___ Input

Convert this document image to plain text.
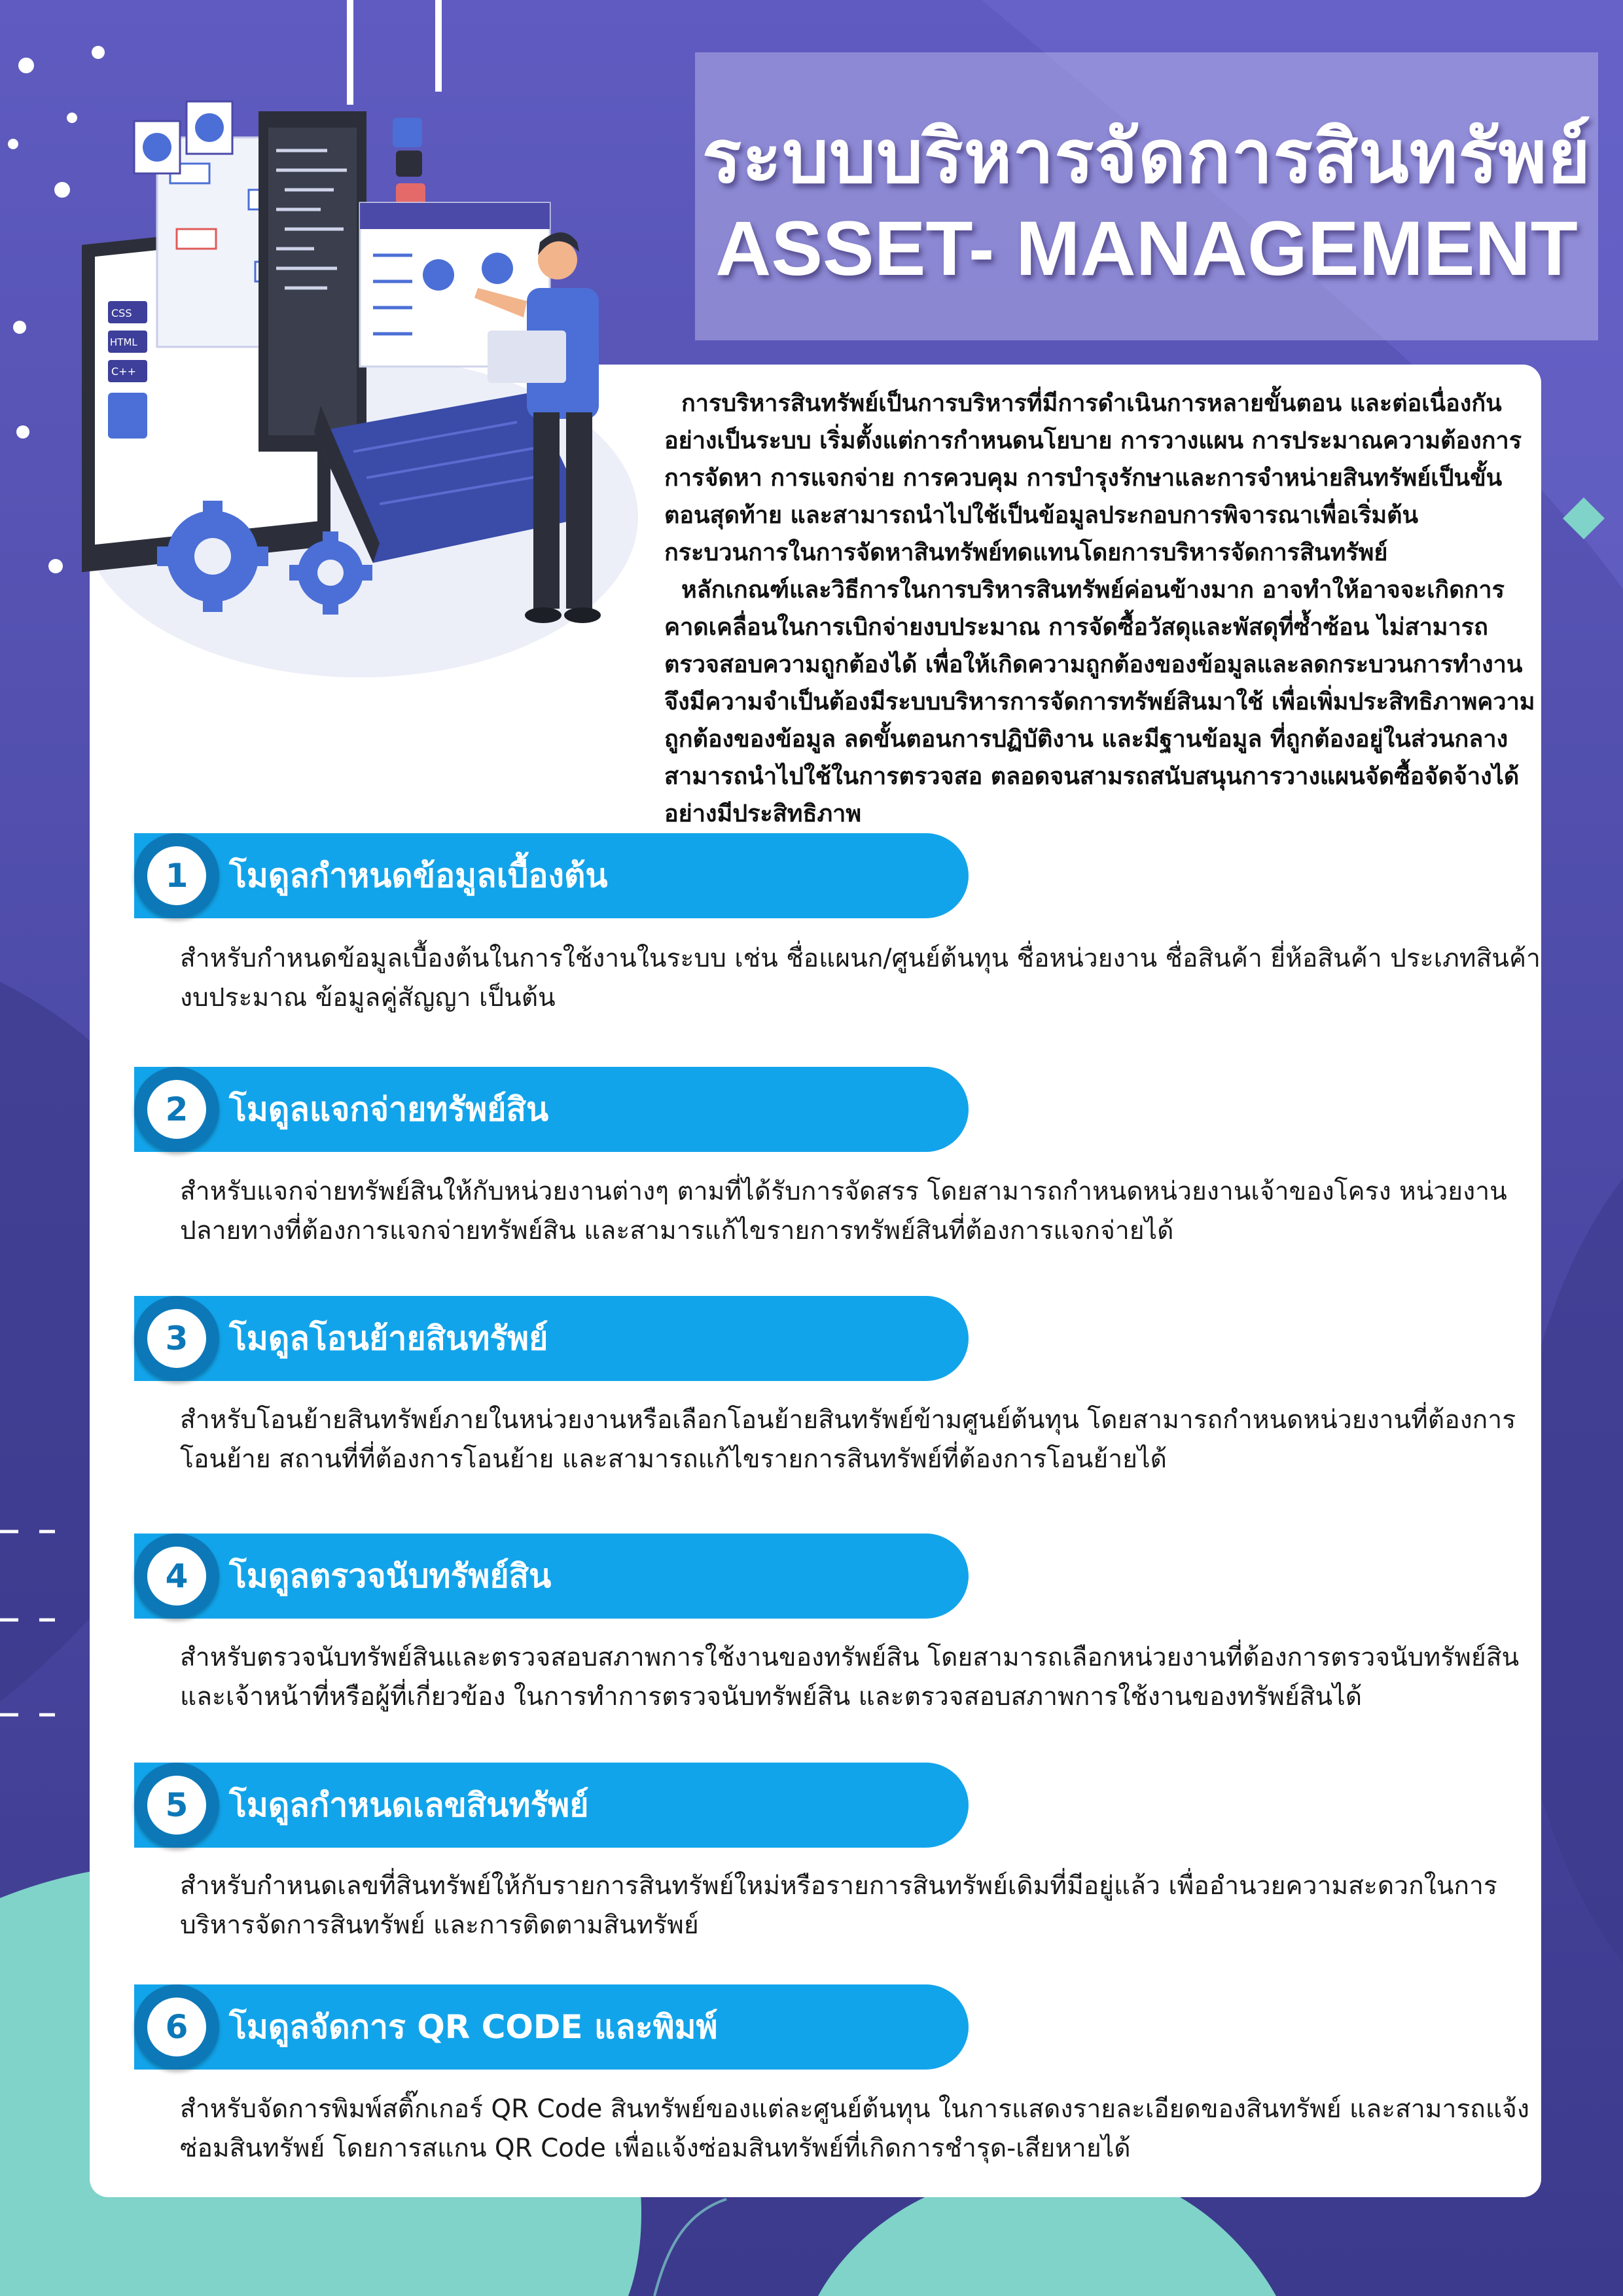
ระบบบริหารจัดการสินทรัพย์
ASSET- MANAGEMENT
CSS
HTML
C++

การบริหารสินทรัพย์เป็นการบริหารที่มีการดำเนินการหลายขั้นตอน และต่อเนื่องกันอย่างเป็นระบบ เริ่มตั้งแต่การกำหนดนโยบาย การวางแผน การประมาณความต้องการ การจัดหา การแจกจ่าย การควบคุม การบำรุงรักษาและการจำหน่ายสินทรัพย์เป็นขั้นตอนสุดท้าย และสามารถนำไปใช้เป็นข้อมูลประกอบการพิจารณาเพื่อเริ่มต้นกระบวนการในการจัดหาสินทรัพย์ทดแทนโดยการบริหารจัดการสินทรัพย์

หลักเกณฑ์และวิธีการในการบริหารสินทรัพย์ค่อนข้างมาก อาจทำให้อาจจะเกิดการคาดเคลื่อนในการเบิกจ่ายงบประมาณ การจัดซื้อวัสดุและพัสดุที่ซ้ำซ้อน ไม่สามารถตรวจสอบความถูกต้องได้ เพื่อให้เกิดความถูกต้องของข้อมูลและลดกระบวนการทำงาน จึงมีความจำเป็นต้องมีระบบบริหารการจัดการทรัพย์สินมาใช้ เพื่อเพิ่มประสิทธิภาพความถูกต้องของข้อมูล ลดขั้นตอนการปฏิบัติงาน และมีฐานข้อมูล ที่ถูกต้องอยู่ในส่วนกลาง สามารถนำไปใช้ในการตรวจสอ ตลอดจนสามรถสนับสนุนการวางแผนจัดซื้อจัดจ้างได้อย่างมีประสิทธิภาพ

1	โมดูลกำหนดข้อมูลเบื้องต้น
สำหรับกำหนดข้อมูลเบื้องต้นในการใช้งานในระบบ เช่น ชื่อแผนก/ศูนย์ต้นทุน ชื่อหน่วยงาน ชื่อสินค้า ยี่ห้อสินค้า ประเภทสินค้า งบประมาณ ข้อมูลคู่สัญญา เป็นต้น
2	โมดูลแจกจ่ายทรัพย์สิน
สำหรับแจกจ่ายทรัพย์สินให้กับหน่วยงานต่างๆ ตามที่ได้รับการจัดสรร โดยสามารถกำหนดหน่วยงานเจ้าของโครง หน่วยงานปลายทางที่ต้องการแจกจ่ายทรัพย์สิน และสามารแก้ไขรายการทรัพย์สินที่ต้องการแจกจ่ายได้
3	โมดูลโอนย้ายสินทรัพย์
สำหรับโอนย้ายสินทรัพย์ภายในหน่วยงานหรือเลือกโอนย้ายสินทรัพย์ข้ามศูนย์ต้นทุน โดยสามารถกำหนดหน่วยงานที่ต้องการโอนย้าย สถานที่ที่ต้องการโอนย้าย และสามารถแก้ไขรายการสินทรัพย์ที่ต้องการโอนย้ายได้
4	โมดูลตรวจนับทรัพย์สิน
สำหรับตรวจนับทรัพย์สินและตรวจสอบสภาพการใช้งานของทรัพย์สิน โดยสามารถเลือกหน่วยงานที่ต้องการตรวจนับทรัพย์สินและเจ้าหน้าที่หรือผู้ที่เกี่ยวข้อง ในการทำการตรวจนับทรัพย์สิน และตรวจสอบสภาพการใช้งานของทรัพย์สินได้
5	โมดูลกำหนดเลขสินทรัพย์
สำหรับกำหนดเลขที่สินทรัพย์ให้กับรายการสินทรัพย์ใหม่หรือรายการสินทรัพย์เดิมที่มีอยู่แล้ว เพื่ออำนวยความสะดวกในการบริหารจัดการสินทรัพย์ และการติดตามสินทรัพย์
6	โมดูลจัดการ QR CODE และพิมพ์
สำหรับจัดการพิมพ์สติ๊กเกอร์ QR Code สินทรัพย์ของแต่ละศูนย์ต้นทุน ในการแสดงรายละเอียดของสินทรัพย์ และสามารถแจ้งซ่อมสินทรัพย์ โดยการสแกน QR Code เพื่อแจ้งซ่อมสินทรัพย์ที่เกิดการชำรุด-เสียหายได้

______

Pull out all lines from the listing that contain the string "และพ".

หลักเกณฑ์และวิธีการในการบริหารสินทรัพย์ค่อนข้างมาก อาจทำให้อาจจะเกิดการคาดเคลื่อนในการเบิกจ่ายงบประมาณ การจัดซื้อวัสดุและพัสดุที่ซ้ำซ้อน ไม่สามารถตรวจสอบความถูกต้องได้ เพื่อให้เกิดความถูกต้องของข้อมูลและลดกระบวนการทำงาน จึงมีความจำเป็นต้องมีระบบบริหารการจัดการทรัพย์สินมาใช้ เพื่อเพิ่มประสิทธิภาพความถูกต้องของข้อมูล ลดขั้นตอนการปฏิบัติงาน และมีฐานข้อมูล ที่ถูกต้องอยู่ในส่วนกลาง สามารถนำไปใช้ในการตรวจสอ ตลอดจนสามรถสนับสนุนการวางแผนจัดซื้อจัดจ้างได้อย่างมีประสิทธิภาพ
6	โมดูลจัดการ QR CODE และพิมพ์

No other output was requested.